■ **Exercise prompt**
Set every line down exactly, from the one that has "Read this page and output its text content." through the final one, and keep the pictures out.

■ **Record set**

** START **

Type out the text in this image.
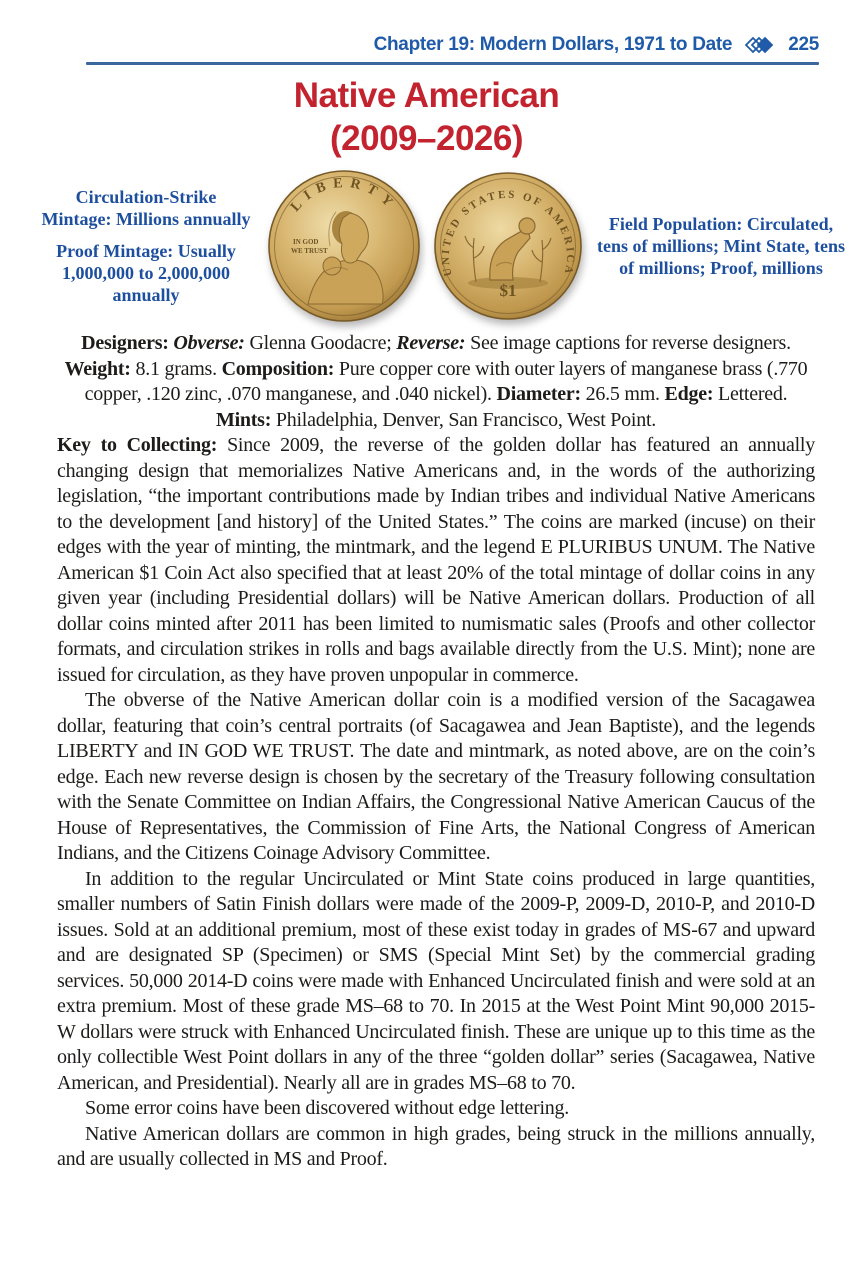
Chapter 19: Modern Dollars, 1971 to Date	225
Native American
(2009–2026)

Circulation-Strike Mintage: Millions annually

Proof Mintage: Usually 1,000,000 to 2,000,000 annually

LIBERTY
IN GOD
WE TRUST
UNITED STATES OF AMERICA
$1

Field Population: Circulated, tens of millions; Mint State, tens of millions; Proof, millions

Designers: Obverse: Glenna Goodacre; Reverse: See image captions for reverse designers. Weight: 8.1 grams. Composition: Pure copper core with outer layers of manganese brass (.770 copper, .120 zinc, .070 manganese, and .040 nickel). Diameter: 26.5 mm. Edge: Lettered. Mints: Philadelphia, Denver, San Francisco, West Point.

Key to Collecting: Since 2009, the reverse of the golden dollar has featured an annually changing design that memorializes Native Americans and, in the words of the authorizing legislation, “the important contributions made by Indian tribes and individual Native Americans to the development [and history] of the United States.” The coins are marked (incuse) on their edges with the year of minting, the mintmark, and the legend E PLURIBUS UNUM. The Native American $1 Coin Act also specified that at least 20% of the total mintage of dollar coins in any given year (including Presidential dollars) will be Native American dollars. Production of all dollar coins minted after 2011 has been limited to numismatic sales (Proofs and other collector formats, and circulation strikes in rolls and bags available directly from the U.S. Mint); none are issued for circulation, as they have proven unpopular in commerce.

The obverse of the Native American dollar coin is a modified version of the Sacagawea dollar, featuring that coin’s central portraits (of Sacagawea and Jean Baptiste), and the legends LIBERTY and IN GOD WE TRUST. The date and mintmark, as noted above, are on the coin’s edge. Each new reverse design is chosen by the secretary of the Treasury following consultation with the Senate Committee on Indian Affairs, the Congressional Native American Caucus of the House of Representatives, the Commission of Fine Arts, the National Congress of American Indians, and the Citizens Coinage Advisory Committee.

In addition to the regular Uncirculated or Mint State coins produced in large quantities, smaller numbers of Satin Finish dollars were made of the 2009-P, 2009-D, 2010-P, and 2010-D issues. Sold at an additional premium, most of these exist today in grades of MS-67 and upward and are designated SP (Specimen) or SMS (Special Mint Set) by the commercial grading services. 50,000 2014-D coins were made with Enhanced Uncirculated finish and were sold at an extra premium. Most of these grade MS–68 to 70. In 2015 at the West Point Mint 90,000 2015-W dollars were struck with Enhanced Uncirculated finish. These are unique up to this time as the only collectible West Point dollars in any of the three “golden dollar” series (Sacagawea, Native American, and Presidential). Nearly all are in grades MS–68 to 70.

Some error coins have been discovered without edge lettering.

Native American dollars are common in high grades, being struck in the millions annually, and are usually collected in MS and Proof.
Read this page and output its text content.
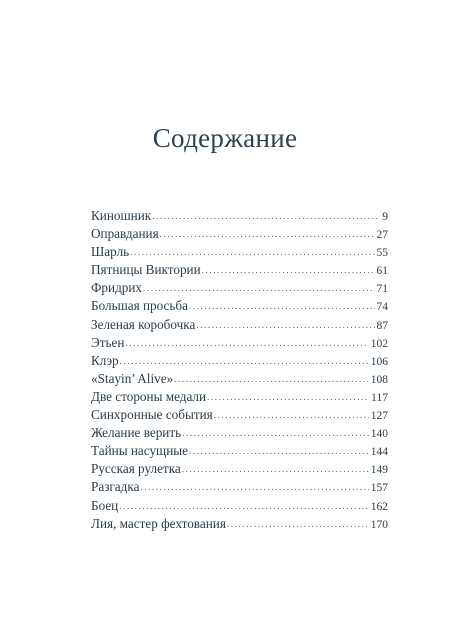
Содержание
Киношник .....	9
Оправдания .....	27
Шарль .....	55
Пятницы Виктории .....	61
Фридрих .....	71
Большая просьба .....	74
Зеленая коробочка .....	87
Этьен .....	102
Клэр .....	106
«Stayin’ Alive» .....	108
Две стороны медали .....	117
Синхронные события .....	127
Желание верить .....	140
Тайны насущные .....	144
Русская рулетка .....	149
Разгадка .....	157
Боец .....	162
Лия, мастер фехтования .....	170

** END **

■ **Answer to this task**
Read this page and output its text content.
Содержание
Киношник .....	9
Оправдания .....	27
Шарль .....	55
Пятницы Виктории .....	61
Фридрих .....	71
Большая просьба .....	74
Зеленая коробочка .....	87
Этьен .....	102
Клэр .....	106
«Stayin’ Alive» .....	108
Две стороны медали .....	117
Синхронные события .....	127
Желание верить .....	140
Тайны насущные .....	144
Русская рулетка .....	149
Разгадка .....	157
Боец .....	162
Лия, мастер фехтования .....	170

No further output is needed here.